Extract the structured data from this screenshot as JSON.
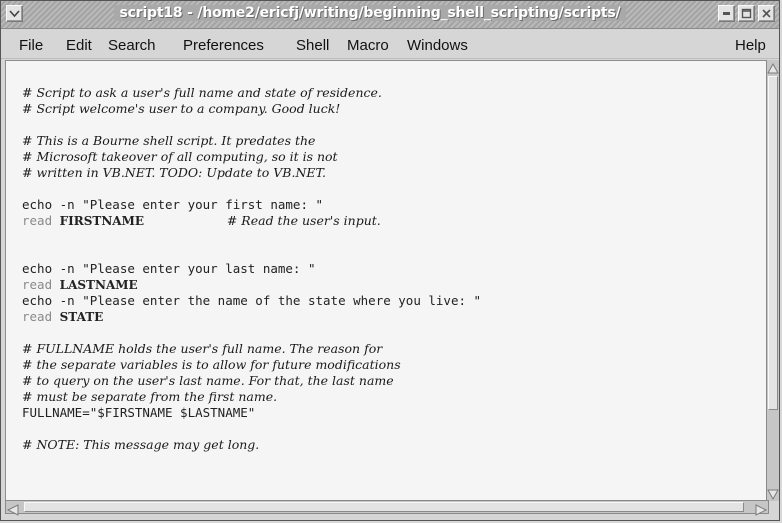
{
  "window": {
    "title": "script18 - /home2/ericfj/writing/beginning_shell_scripting/scripts/"
  },
  "menubar": {
    "items": [
      {
        "label": "File"
      },
      {
        "label": "Edit"
      },
      {
        "label": "Search"
      },
      {
        "label": "Preferences"
      },
      {
        "label": "Shell"
      },
      {
        "label": "Macro"
      },
      {
        "label": "Windows"
      }
    ],
    "help_label": "Help"
  },
  "editor": {
    "lines": [
      [],
      [
        {
          "t": "# Script to ask a user's full name and state of residence.",
          "c": "comment"
        }
      ],
      [
        {
          "t": "# Script welcome's user to a company. Good luck!",
          "c": "comment"
        }
      ],
      [],
      [
        {
          "t": "# This is a Bourne shell script. It predates the",
          "c": "comment"
        }
      ],
      [
        {
          "t": "# Microsoft takeover of all computing, so it is not",
          "c": "comment"
        }
      ],
      [
        {
          "t": "# written in VB.NET. TODO: Update to VB.NET.",
          "c": "comment"
        }
      ],
      [],
      [
        {
          "t": "echo -n \"Please enter your first name: \"",
          "c": "plain"
        }
      ],
      [
        {
          "t": "read",
          "c": "kw"
        },
        {
          "t": " ",
          "c": "plain"
        },
        {
          "t": "FIRSTNAME",
          "c": "ident"
        },
        {
          "t": "           ",
          "c": "plain"
        },
        {
          "t": "# Read the user's input.",
          "c": "comment"
        }
      ],
      [],
      [],
      [
        {
          "t": "echo -n \"Please enter your last name: \"",
          "c": "plain"
        }
      ],
      [
        {
          "t": "read",
          "c": "kw"
        },
        {
          "t": " ",
          "c": "plain"
        },
        {
          "t": "LASTNAME",
          "c": "ident"
        }
      ],
      [
        {
          "t": "echo -n \"Please enter the name of the state where you live: \"",
          "c": "plain"
        }
      ],
      [
        {
          "t": "read",
          "c": "kw"
        },
        {
          "t": " ",
          "c": "plain"
        },
        {
          "t": "STATE",
          "c": "ident"
        }
      ],
      [],
      [
        {
          "t": "# FULLNAME holds the user's full name. The reason for",
          "c": "comment"
        }
      ],
      [
        {
          "t": "# the separate variables is to allow for future modifications",
          "c": "comment"
        }
      ],
      [
        {
          "t": "# to query on the user's last name. For that, the last name",
          "c": "comment"
        }
      ],
      [
        {
          "t": "# must be separate from the first name.",
          "c": "comment"
        }
      ],
      [
        {
          "t": "FULLNAME=\"$FIRSTNAME $LASTNAME\"",
          "c": "plain"
        }
      ],
      [],
      [
        {
          "t": "# NOTE: This message may get long.",
          "c": "comment"
        }
      ]
    ]
  },
  "colors": {
    "editor_background": "#f5f5f5",
    "keyword": "#8a8a8a",
    "titlebar_text": "#ffffff"
  }
}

══════

EXERCISE INSTRUCTIONS:
Copy every line from the records above that contains the word "enter".

EXPECTED ANSWER:
          "t": "echo -n \"Please enter your first name: \"",
          "t": "echo -n \"Please enter your last name: \"",
          "t": "echo -n \"Please enter the name of the state where you live: \"",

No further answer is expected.